# [TASK TO CARRY OUT]
Gather from the listing below each line that includes the word "examining", and copy it.

[Data entries]
-*-

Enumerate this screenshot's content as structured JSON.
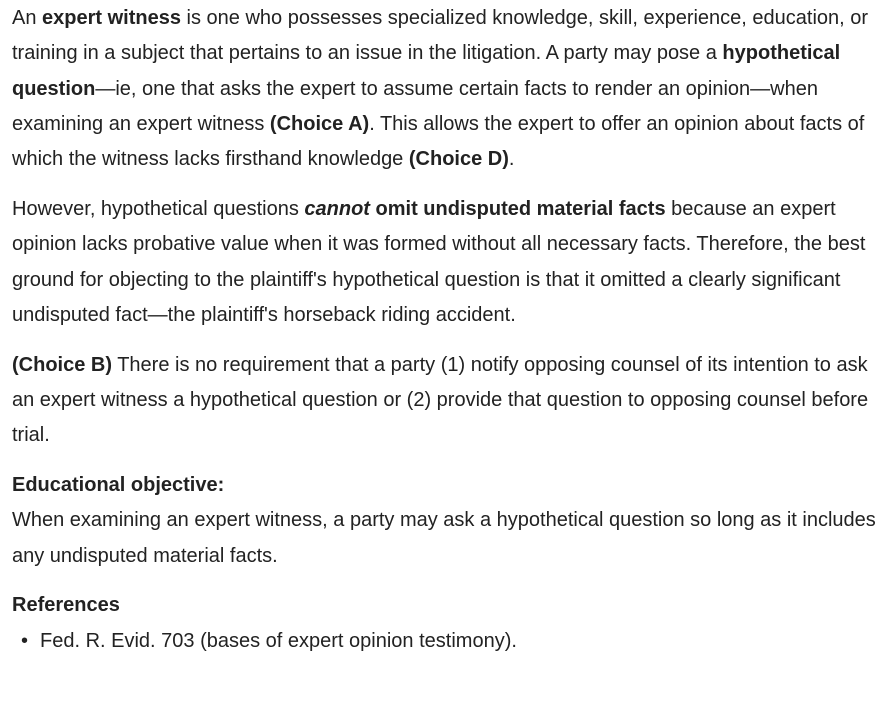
{
  "para1": {
    "t1": "An ",
    "b1": "expert witness",
    "t2": " is one who possesses specialized knowledge, skill, experience, education, or training in a subject that pertains to an issue in the litigation.  A party may pose a ",
    "b2": "hypothetical question",
    "t3": "—ie, one that asks the expert to assume certain facts to render an opinion—when examining an expert witness ",
    "b3": "(Choice A)",
    "t4": ".  This allows the expert to offer an opinion about facts of which the witness lacks firsthand knowledge ",
    "b4": "(Choice D)",
    "t5": "."
  },
  "para2": {
    "t1": "However, hypothetical questions ",
    "bi1": "cannot",
    "b1": " omit undisputed material facts",
    "t2": " because an expert opinion lacks probative value when it was formed without all necessary facts.  Therefore, the best ground for objecting to the plaintiff's hypothetical question is that it omitted a clearly significant undisputed fact—the plaintiff's horseback riding accident."
  },
  "para3": {
    "b1": "(Choice B)",
    "t1": "  There is no requirement that a party (1) notify opposing counsel of its intention to ask an expert witness a hypothetical question or (2) provide that question to opposing counsel before trial."
  },
  "objective": {
    "heading": "Educational objective:",
    "text": "When examining an expert witness, a party may ask a hypothetical question so long as it includes any undisputed material facts."
  },
  "references": {
    "heading": "References",
    "bullet": "•",
    "items": [
      "Fed. R. Evid. 703 (bases of expert opinion testimony)."
    ]
  }
}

-*-

# [WRITTEN SOLUTION]
    "t3": "—ie, one that asks the expert to assume certain facts to render an opinion—when examining an expert witness ",
    "text": "When examining an expert witness, a party may ask a hypothetical question so long as it includes any undisputed material facts."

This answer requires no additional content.